Restate the records below word for word.

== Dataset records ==
------------------------------------------------------------------------

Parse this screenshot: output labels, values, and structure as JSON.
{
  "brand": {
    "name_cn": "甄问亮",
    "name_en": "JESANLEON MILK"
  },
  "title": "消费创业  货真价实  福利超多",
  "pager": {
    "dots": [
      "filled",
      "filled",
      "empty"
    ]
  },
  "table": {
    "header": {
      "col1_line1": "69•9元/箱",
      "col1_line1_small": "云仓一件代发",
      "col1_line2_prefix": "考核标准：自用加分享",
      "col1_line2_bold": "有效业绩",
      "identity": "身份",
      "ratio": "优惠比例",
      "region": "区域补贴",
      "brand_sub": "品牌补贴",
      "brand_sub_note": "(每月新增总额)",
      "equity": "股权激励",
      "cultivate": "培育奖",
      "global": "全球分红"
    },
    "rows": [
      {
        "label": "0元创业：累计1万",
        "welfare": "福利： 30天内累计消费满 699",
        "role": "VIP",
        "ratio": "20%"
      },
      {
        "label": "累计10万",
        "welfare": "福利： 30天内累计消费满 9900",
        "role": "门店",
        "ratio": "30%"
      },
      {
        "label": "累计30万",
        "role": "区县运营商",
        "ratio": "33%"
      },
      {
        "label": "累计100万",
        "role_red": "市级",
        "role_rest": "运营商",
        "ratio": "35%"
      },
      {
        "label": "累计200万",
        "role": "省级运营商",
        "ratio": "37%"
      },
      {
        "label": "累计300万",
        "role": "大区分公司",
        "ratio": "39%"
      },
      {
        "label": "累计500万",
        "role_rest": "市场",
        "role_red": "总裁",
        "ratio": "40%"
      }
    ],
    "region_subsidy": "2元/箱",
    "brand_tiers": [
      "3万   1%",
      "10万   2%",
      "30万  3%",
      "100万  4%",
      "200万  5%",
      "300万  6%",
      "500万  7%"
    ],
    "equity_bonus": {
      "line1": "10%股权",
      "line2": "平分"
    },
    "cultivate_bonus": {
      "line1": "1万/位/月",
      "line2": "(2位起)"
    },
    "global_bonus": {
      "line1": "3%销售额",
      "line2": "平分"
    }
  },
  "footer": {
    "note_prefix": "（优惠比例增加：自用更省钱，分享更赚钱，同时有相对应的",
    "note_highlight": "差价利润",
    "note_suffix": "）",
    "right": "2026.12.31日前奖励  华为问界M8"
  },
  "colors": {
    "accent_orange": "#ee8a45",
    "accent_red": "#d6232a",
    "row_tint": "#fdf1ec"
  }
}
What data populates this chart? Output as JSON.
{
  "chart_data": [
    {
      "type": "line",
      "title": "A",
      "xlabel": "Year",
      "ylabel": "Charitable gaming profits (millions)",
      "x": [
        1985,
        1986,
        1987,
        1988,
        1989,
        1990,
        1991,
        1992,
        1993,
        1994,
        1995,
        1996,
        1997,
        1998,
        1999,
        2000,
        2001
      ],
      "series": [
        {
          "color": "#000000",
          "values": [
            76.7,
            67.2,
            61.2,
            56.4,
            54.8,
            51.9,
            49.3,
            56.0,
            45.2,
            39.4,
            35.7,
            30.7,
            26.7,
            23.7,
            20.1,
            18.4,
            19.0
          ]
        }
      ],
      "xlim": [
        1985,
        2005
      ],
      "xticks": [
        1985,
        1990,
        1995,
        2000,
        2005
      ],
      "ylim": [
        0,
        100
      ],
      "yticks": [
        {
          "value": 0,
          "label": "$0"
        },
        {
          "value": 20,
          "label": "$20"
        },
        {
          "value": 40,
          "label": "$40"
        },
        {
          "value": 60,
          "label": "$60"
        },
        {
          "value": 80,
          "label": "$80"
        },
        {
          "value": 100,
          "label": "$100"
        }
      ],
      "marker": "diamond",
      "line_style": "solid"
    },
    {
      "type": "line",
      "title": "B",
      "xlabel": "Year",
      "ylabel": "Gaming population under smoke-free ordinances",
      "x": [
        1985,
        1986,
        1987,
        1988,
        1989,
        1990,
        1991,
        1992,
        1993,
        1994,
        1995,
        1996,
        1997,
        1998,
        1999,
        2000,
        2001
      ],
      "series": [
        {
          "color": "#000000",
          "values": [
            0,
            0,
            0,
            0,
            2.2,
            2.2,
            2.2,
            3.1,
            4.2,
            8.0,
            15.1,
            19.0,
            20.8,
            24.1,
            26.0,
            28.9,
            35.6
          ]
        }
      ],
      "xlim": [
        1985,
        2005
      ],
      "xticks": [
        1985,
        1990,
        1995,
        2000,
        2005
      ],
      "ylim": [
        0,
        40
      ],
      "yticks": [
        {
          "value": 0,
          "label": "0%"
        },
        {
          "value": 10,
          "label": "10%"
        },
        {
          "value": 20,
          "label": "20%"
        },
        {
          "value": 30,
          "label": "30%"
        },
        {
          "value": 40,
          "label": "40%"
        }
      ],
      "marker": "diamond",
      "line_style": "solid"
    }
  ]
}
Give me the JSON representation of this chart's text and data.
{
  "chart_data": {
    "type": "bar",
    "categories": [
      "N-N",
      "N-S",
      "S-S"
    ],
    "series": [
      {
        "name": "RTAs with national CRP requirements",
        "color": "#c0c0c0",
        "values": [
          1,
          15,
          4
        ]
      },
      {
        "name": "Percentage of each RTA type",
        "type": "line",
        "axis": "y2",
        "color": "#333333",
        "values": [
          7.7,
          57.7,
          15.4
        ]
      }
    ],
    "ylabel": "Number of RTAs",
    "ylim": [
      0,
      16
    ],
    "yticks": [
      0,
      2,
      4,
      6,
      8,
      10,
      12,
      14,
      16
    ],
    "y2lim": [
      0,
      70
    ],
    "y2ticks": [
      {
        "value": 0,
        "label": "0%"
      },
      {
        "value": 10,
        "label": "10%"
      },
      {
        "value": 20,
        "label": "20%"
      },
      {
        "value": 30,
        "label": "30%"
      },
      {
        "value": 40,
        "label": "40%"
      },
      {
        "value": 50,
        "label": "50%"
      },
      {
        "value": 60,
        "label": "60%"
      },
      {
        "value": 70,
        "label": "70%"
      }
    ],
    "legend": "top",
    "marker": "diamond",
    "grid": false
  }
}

------------------------------------------------------------------------

== Written answer ==
Parse this screenshot: output labels, values, and structure as JSON.
{
  "brand": {
    "name_cn": "甄问亮",
    "name_en": "JESANLEON MILK"
  },
  "title": "消费创业  货真价实  福利超多",
  "pager": {
    "dots": [
      "filled",
      "filled",
      "empty"
    ]
  },
  "table": {
    "header": {
      "col1_line1": "69•9元/箱",
      "col1_line1_small": "云仓一件代发",
      "col1_line2_prefix": "考核标准：自用加分享",
      "col1_line2_bold": "有效业绩",
      "identity": "身份",
      "ratio": "优惠比例",
      "region": "区域补贴",
      "brand_sub": "品牌补贴",
      "brand_sub_note": "(每月新增总额)",
      "equity": "股权激励",
      "cultivate": "培育奖",
      "global": "全球分红"
    },
    "rows": [
      {
        "label": "0元创业：累计1万",
        "welfare": "福利： 30天内累计消费满 699",
        "role": "VIP",
        "ratio": "20%"
      },
      {
        "label": "累计10万",
        "welfare": "福利： 30天内累计消费满 9900",
        "role": "门店",
        "ratio": "30%"
      },
      {
        "label": "累计30万",
        "role": "区县运营商",
        "ratio": "33%"
      },
      {
        "label": "累计100万",
        "role_red": "市级",
        "role_rest": "运营商",
        "ratio": "35%"
      },
      {
        "label": "累计200万",
        "role": "省级运营商",
        "ratio": "37%"
      },
      {
        "label": "累计300万",
        "role": "大区分公司",
        "ratio": "39%"
      },
      {
        "label": "累计500万",
        "role_rest": "市场",
        "role_red": "总裁",
        "ratio": "40%"
      }
    ],
    "region_subsidy": "2元/箱",
    "brand_tiers": [
      "3万   1%",
      "10万   2%",
      "30万  3%",
      "100万  4%",
      "200万  5%",
      "300万  6%",
      "500万  7%"
    ],
    "equity_bonus": {
      "line1": "10%股权",
      "line2": "平分"
    },
    "cultivate_bonus": {
      "line1": "1万/位/月",
      "line2": "(2位起)"
    },
    "global_bonus": {
      "line1": "3%销售额",
      "line2": "平分"
    }
  },
  "footer": {
    "note_prefix": "（优惠比例增加：自用更省钱，分享更赚钱，同时有相对应的",
    "note_highlight": "差价利润",
    "note_suffix": "）",
    "right": "2026.12.31日前奖励  华为问界M8"
  },
  "colors": {
    "accent_orange": "#ee8a45",
    "accent_red": "#d6232a",
    "row_tint": "#fdf1ec"
  }
}
What data populates this chart? Output as JSON.
{
  "chart_data": [
    {
      "type": "line",
      "title": "A",
      "xlabel": "Year",
      "ylabel": "Charitable gaming profits (millions)",
      "x": [
        1985,
        1986,
        1987,
        1988,
        1989,
        1990,
        1991,
        1992,
        1993,
        1994,
        1995,
        1996,
        1997,
        1998,
        1999,
        2000,
        2001
      ],
      "series": [
        {
          "color": "#000000",
          "values": [
            76.7,
            67.2,
            61.2,
            56.4,
            54.8,
            51.9,
            49.3,
            56.0,
            45.2,
            39.4,
            35.7,
            30.7,
            26.7,
            23.7,
            20.1,
            18.4,
            19.0
          ]
        }
      ],
      "xlim": [
        1985,
        2005
      ],
      "xticks": [
        1985,
        1990,
        1995,
        2000,
        2005
      ],
      "ylim": [
        0,
        100
      ],
      "yticks": [
        {
          "value": 0,
          "label": "$0"
        },
        {
          "value": 20,
          "label": "$20"
        },
        {
          "value": 40,
          "label": "$40"
        },
        {
          "value": 60,
          "label": "$60"
        },
        {
          "value": 80,
          "label": "$80"
        },
        {
          "value": 100,
          "label": "$100"
        }
      ],
      "marker": "diamond",
      "line_style": "solid"
    },
    {
      "type": "line",
      "title": "B",
      "xlabel": "Year",
      "ylabel": "Gaming population under smoke-free ordinances",
      "x": [
        1985,
        1986,
        1987,
        1988,
        1989,
        1990,
        1991,
        1992,
        1993,
        1994,
        1995,
        1996,
        1997,
        1998,
        1999,
        2000,
        2001
      ],
      "series": [
        {
          "color": "#000000",
          "values": [
            0,
            0,
            0,
            0,
            2.2,
            2.2,
            2.2,
            3.1,
            4.2,
            8.0,
            15.1,
            19.0,
            20.8,
            24.1,
            26.0,
            28.9,
            35.6
          ]
        }
      ],
      "xlim": [
        1985,
        2005
      ],
      "xticks": [
        1985,
        1990,
        1995,
        2000,
        2005
      ],
      "ylim": [
        0,
        40
      ],
      "yticks": [
        {
          "value": 0,
          "label": "0%"
        },
        {
          "value": 10,
          "label": "10%"
        },
        {
          "value": 20,
          "label": "20%"
        },
        {
          "value": 30,
          "label": "30%"
        },
        {
          "value": 40,
          "label": "40%"
        }
      ],
      "marker": "diamond",
      "line_style": "solid"
    }
  ]
}
Give me the JSON representation of this chart's text and data.
{
  "chart_data": {
    "type": "bar",
    "categories": [
      "N-N",
      "N-S",
      "S-S"
    ],
    "series": [
      {
        "name": "RTAs with national CRP requirements",
        "color": "#c0c0c0",
        "values": [
          1,
          15,
          4
        ]
      },
      {
        "name": "Percentage of each RTA type",
        "type": "line",
        "axis": "y2",
        "color": "#333333",
        "values": [
          7.7,
          57.7,
          15.4
        ]
      }
    ],
    "ylabel": "Number of RTAs",
    "ylim": [
      0,
      16
    ],
    "yticks": [
      0,
      2,
      4,
      6,
      8,
      10,
      12,
      14,
      16
    ],
    "y2lim": [
      0,
      70
    ],
    "y2ticks": [
      {
        "value": 0,
        "label": "0%"
      },
      {
        "value": 10,
        "label": "10%"
      },
      {
        "value": 20,
        "label": "20%"
      },
      {
        "value": 30,
        "label": "30%"
      },
      {
        "value": 40,
        "label": "40%"
      },
      {
        "value": 50,
        "label": "50%"
      },
      {
        "value": 60,
        "label": "60%"
      },
      {
        "value": 70,
        "label": "70%"
      }
    ],
    "legend": "top",
    "marker": "diamond",
    "grid": false
  }
}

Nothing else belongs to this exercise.